- _The input_:
━━━━━━━━━━━━━━━━━━━━━━━━━━━━━━

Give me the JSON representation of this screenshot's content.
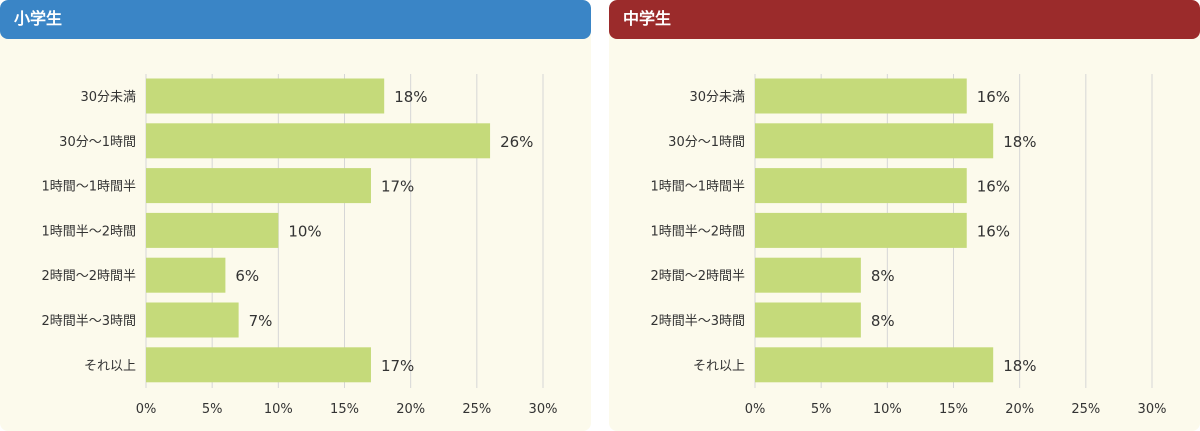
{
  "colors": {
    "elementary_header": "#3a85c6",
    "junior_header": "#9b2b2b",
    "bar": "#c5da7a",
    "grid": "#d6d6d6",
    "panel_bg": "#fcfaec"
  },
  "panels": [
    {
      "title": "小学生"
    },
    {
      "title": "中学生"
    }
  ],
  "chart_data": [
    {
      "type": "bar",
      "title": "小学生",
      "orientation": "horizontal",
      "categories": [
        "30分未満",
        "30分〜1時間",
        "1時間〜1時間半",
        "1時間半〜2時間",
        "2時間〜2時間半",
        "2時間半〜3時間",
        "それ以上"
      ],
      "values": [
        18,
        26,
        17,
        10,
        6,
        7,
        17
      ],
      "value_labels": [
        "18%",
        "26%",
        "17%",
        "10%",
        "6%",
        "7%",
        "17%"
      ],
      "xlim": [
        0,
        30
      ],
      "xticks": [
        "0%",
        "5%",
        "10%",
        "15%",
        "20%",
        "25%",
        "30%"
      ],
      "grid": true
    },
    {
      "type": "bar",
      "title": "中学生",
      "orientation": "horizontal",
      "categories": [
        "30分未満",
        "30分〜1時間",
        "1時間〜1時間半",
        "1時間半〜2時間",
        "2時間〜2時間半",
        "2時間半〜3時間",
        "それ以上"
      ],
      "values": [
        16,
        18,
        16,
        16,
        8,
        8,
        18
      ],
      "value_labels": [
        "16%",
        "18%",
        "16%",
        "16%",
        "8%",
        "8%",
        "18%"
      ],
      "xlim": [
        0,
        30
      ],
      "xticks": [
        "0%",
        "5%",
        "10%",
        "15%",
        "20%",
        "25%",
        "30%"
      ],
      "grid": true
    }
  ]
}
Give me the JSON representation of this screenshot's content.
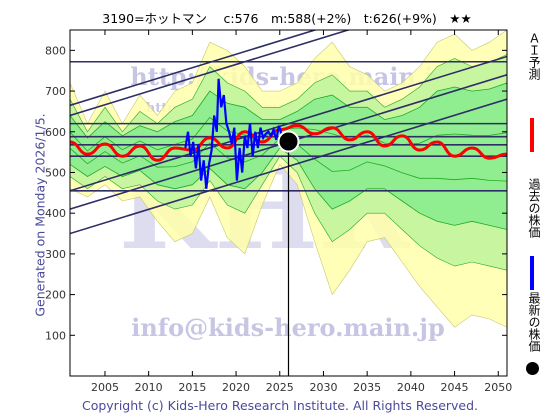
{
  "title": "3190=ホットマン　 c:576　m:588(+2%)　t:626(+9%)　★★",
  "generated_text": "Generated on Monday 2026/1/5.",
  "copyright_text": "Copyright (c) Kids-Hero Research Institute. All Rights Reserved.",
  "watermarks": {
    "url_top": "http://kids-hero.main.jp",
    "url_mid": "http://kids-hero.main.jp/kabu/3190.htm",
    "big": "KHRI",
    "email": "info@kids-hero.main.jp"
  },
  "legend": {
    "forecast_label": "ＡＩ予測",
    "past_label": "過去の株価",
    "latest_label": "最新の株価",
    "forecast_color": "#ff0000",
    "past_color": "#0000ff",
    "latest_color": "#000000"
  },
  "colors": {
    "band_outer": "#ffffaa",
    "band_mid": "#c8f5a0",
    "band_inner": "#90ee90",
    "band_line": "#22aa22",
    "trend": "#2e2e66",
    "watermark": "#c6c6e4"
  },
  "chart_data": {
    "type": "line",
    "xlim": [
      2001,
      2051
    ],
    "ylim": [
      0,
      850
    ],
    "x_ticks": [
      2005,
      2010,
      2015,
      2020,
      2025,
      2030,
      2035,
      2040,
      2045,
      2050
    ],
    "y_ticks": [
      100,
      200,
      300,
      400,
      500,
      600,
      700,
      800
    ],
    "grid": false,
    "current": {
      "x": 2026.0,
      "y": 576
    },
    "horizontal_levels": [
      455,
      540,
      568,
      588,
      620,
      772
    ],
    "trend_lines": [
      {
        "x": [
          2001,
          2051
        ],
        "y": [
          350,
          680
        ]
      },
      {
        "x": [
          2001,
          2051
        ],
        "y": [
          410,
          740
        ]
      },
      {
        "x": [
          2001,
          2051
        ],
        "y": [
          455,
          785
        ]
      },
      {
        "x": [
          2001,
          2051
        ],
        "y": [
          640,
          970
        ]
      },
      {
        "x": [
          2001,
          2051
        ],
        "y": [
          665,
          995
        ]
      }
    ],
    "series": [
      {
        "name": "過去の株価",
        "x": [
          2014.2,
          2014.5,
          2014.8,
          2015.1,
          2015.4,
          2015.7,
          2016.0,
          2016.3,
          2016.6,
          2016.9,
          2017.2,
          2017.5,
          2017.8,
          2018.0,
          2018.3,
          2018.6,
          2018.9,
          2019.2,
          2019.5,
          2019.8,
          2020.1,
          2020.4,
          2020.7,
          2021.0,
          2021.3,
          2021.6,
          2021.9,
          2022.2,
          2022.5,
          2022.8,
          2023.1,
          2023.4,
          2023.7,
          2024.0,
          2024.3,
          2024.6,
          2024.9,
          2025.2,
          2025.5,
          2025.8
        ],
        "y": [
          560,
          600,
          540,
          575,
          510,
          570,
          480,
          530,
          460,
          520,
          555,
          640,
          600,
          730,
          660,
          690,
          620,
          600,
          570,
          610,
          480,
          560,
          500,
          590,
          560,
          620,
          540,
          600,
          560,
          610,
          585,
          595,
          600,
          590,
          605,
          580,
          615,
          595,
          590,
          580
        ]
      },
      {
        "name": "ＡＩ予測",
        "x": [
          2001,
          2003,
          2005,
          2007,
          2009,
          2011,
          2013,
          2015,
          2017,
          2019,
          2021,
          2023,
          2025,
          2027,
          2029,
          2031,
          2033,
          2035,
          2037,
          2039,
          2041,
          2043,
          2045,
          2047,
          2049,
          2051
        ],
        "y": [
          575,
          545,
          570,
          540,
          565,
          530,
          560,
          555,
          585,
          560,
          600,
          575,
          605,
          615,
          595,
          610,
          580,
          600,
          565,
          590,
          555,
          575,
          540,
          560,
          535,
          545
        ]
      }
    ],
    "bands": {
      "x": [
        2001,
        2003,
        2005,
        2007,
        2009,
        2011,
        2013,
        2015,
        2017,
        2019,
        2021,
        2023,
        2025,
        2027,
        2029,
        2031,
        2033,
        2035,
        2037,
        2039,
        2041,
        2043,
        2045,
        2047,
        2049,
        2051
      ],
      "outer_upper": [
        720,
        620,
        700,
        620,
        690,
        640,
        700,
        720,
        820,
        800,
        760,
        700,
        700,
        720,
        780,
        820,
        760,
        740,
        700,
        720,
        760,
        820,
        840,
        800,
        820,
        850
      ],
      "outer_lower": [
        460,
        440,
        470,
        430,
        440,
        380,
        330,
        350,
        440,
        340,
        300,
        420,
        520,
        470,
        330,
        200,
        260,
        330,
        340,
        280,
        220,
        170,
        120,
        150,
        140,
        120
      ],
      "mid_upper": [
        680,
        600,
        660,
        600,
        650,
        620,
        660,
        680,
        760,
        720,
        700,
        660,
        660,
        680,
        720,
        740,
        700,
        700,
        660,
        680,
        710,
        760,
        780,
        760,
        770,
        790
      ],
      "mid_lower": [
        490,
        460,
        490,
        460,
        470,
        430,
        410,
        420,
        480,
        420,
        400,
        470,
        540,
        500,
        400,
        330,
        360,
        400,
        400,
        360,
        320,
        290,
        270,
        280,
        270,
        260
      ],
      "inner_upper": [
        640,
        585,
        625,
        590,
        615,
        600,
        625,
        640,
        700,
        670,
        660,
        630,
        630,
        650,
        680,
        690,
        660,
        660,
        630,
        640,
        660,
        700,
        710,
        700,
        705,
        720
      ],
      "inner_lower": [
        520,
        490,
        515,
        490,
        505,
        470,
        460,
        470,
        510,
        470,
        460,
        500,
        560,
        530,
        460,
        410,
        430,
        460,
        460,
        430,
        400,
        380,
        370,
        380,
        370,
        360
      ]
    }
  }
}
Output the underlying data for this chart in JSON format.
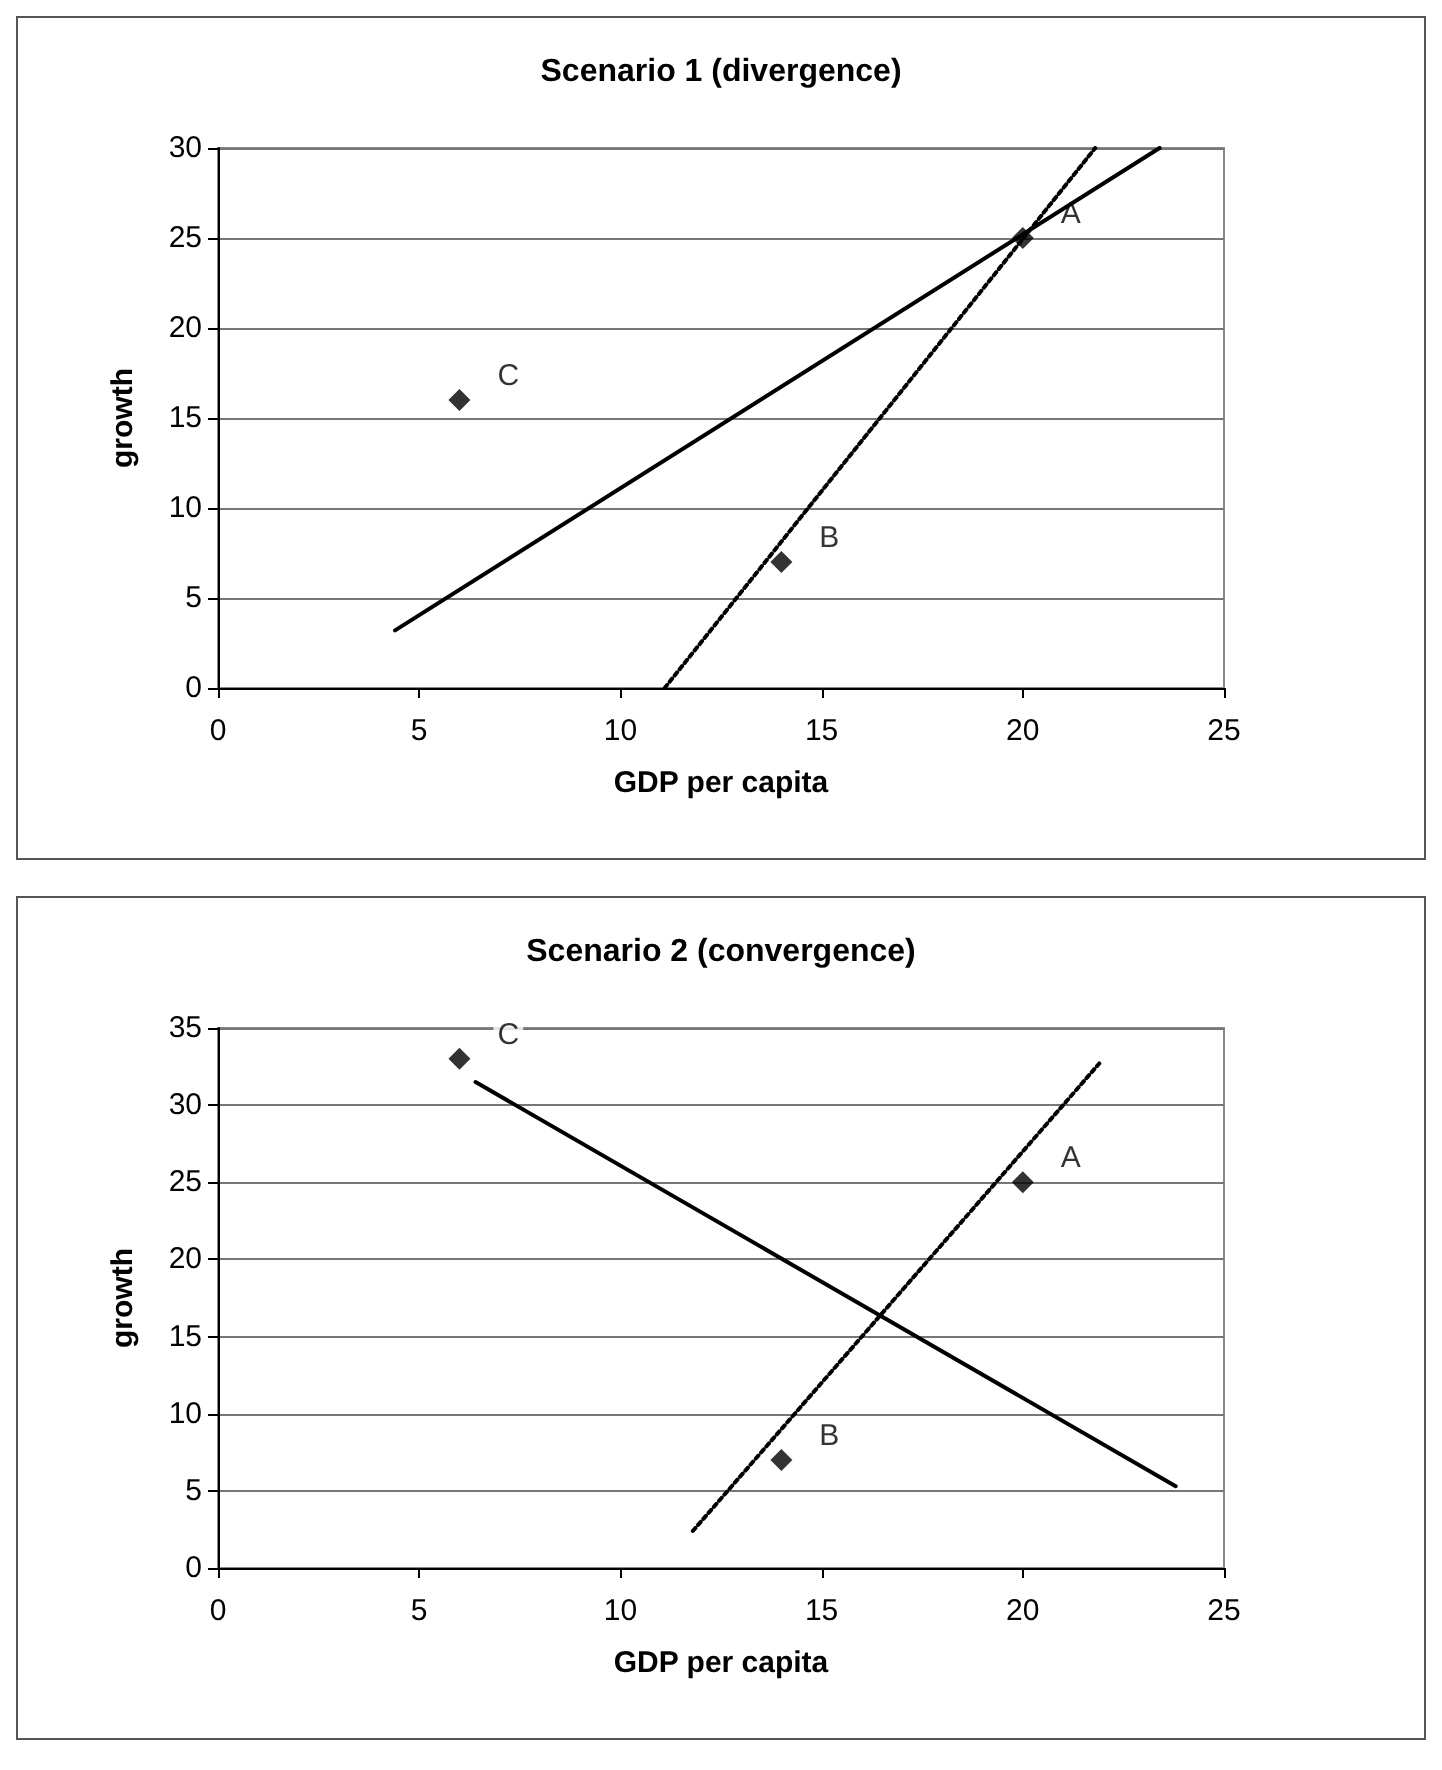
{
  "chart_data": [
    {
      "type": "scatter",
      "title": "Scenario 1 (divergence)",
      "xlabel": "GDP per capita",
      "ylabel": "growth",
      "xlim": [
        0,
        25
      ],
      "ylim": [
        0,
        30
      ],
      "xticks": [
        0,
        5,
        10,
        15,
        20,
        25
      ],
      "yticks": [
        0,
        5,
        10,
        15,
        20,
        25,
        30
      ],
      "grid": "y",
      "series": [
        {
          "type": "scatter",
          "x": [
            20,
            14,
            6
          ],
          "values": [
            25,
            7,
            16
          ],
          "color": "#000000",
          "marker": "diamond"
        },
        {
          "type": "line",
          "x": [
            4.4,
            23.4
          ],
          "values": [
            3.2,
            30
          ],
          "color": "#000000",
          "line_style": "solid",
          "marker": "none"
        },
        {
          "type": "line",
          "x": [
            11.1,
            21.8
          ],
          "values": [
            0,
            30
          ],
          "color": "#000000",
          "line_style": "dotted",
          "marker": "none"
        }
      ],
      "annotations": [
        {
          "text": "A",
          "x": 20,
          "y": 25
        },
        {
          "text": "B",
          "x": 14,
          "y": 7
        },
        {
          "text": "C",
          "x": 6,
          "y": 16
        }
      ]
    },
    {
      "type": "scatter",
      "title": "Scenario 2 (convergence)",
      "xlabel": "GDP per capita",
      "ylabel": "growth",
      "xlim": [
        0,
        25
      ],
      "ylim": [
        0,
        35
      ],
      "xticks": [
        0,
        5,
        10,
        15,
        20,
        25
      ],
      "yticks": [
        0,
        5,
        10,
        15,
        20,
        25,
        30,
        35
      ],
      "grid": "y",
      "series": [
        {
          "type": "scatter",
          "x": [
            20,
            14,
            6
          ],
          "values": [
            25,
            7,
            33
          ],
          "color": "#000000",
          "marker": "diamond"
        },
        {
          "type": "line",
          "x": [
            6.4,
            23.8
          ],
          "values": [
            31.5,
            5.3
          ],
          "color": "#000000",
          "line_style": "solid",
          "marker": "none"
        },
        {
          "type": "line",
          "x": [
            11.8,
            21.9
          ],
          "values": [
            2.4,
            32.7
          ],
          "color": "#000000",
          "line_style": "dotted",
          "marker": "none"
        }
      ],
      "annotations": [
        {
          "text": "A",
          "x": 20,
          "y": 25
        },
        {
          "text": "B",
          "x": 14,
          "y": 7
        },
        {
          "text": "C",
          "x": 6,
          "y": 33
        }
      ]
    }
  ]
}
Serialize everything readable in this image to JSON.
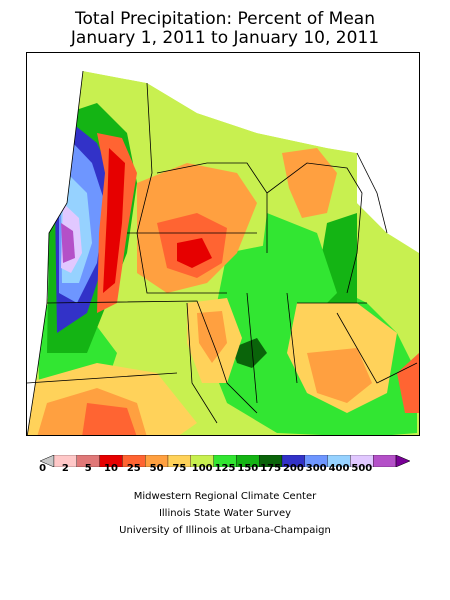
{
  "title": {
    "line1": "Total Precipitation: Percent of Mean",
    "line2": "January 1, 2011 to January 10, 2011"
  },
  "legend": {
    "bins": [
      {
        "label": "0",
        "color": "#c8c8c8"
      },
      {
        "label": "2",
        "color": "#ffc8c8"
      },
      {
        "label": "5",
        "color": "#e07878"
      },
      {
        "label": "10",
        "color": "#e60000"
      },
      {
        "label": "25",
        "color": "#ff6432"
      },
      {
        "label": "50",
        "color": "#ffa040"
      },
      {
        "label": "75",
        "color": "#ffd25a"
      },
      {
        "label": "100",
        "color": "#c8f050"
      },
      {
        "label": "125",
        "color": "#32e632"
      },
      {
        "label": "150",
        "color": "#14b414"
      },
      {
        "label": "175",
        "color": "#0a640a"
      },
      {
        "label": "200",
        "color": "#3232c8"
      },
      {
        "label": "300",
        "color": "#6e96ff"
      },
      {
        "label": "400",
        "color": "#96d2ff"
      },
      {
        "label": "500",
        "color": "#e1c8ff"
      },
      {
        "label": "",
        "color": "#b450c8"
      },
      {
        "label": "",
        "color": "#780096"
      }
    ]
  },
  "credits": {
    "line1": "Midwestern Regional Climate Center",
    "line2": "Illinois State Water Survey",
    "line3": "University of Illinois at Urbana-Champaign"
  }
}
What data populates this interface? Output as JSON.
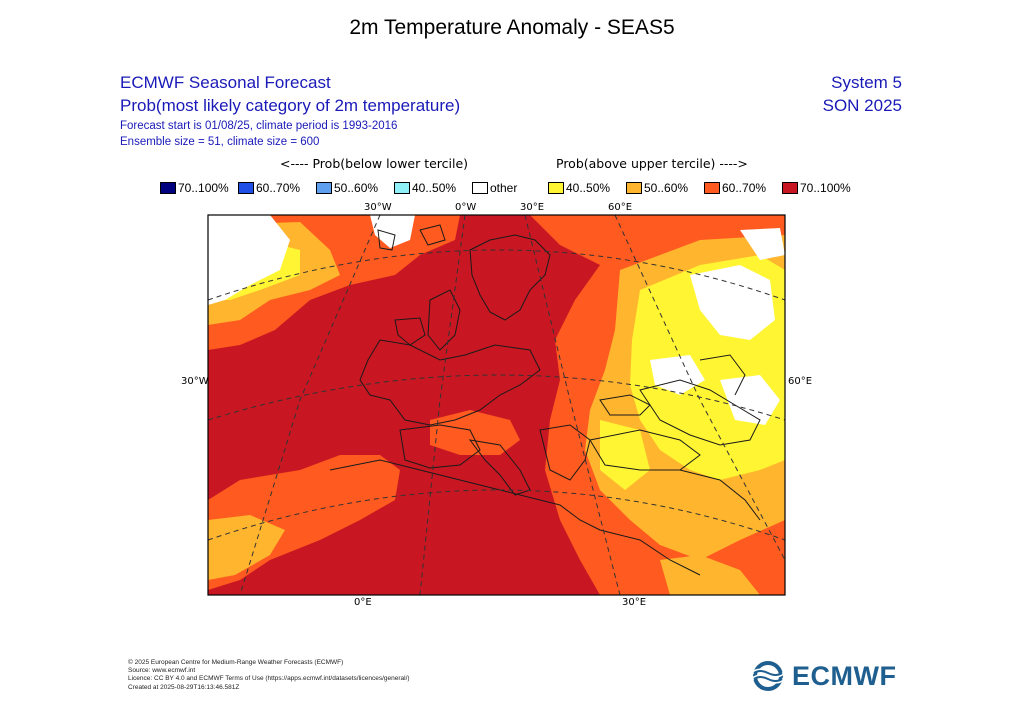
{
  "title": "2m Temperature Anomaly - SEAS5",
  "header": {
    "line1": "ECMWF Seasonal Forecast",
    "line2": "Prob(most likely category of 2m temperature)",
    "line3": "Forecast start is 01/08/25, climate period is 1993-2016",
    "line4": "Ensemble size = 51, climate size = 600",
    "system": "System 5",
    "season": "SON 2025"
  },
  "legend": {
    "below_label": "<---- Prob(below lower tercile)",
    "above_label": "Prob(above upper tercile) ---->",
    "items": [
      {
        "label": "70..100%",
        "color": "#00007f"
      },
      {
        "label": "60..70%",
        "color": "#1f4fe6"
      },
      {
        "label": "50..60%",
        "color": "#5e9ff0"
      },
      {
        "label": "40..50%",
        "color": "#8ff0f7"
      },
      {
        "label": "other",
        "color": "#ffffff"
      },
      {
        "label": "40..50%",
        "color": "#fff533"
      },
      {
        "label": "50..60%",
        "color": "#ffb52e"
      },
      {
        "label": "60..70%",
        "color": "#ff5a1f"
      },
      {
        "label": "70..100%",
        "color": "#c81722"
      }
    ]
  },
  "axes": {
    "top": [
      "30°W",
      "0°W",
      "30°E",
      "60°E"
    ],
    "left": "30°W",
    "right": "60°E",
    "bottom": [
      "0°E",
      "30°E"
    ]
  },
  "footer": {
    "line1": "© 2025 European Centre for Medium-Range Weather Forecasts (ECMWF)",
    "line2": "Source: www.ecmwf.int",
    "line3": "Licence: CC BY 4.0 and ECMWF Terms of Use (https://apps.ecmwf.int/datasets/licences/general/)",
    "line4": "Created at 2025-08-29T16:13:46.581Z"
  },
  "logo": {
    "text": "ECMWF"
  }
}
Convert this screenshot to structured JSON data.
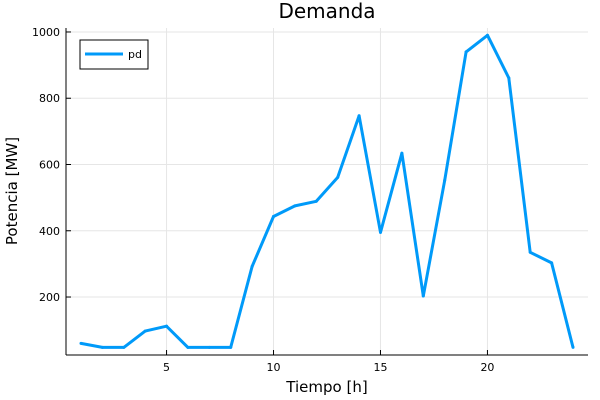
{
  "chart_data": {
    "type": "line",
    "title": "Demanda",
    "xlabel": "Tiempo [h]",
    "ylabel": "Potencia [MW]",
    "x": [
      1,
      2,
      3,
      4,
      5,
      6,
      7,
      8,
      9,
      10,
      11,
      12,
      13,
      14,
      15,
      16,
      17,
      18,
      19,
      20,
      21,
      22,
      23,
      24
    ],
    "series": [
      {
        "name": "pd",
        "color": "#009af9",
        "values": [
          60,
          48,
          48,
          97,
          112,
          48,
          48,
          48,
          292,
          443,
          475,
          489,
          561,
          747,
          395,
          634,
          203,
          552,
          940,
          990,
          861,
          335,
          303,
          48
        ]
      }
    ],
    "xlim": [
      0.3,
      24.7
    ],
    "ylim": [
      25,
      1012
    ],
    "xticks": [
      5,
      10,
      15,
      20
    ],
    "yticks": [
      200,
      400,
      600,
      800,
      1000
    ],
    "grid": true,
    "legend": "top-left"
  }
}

━━━━━━━━━━━━━━━━━━━━━━━━━━━━━━

- _The request_: Find the lines with the string "title" and reproduce them.

- _In response_:
      "title": "小学生"
      "title": "中学生"
      "title": "小学生",
      "title": "中学生",
  "title": "3190=ホットマン　 c:576　m:588(+2%)　t:626(+9%)　★★",
      "title": "Scenario 1 (divergence)",
      "title": "Scenario 2 (convergence)",
  "title": {
  "title": "2m Temperature Anomaly - SEAS5",
    "title": "Demanda",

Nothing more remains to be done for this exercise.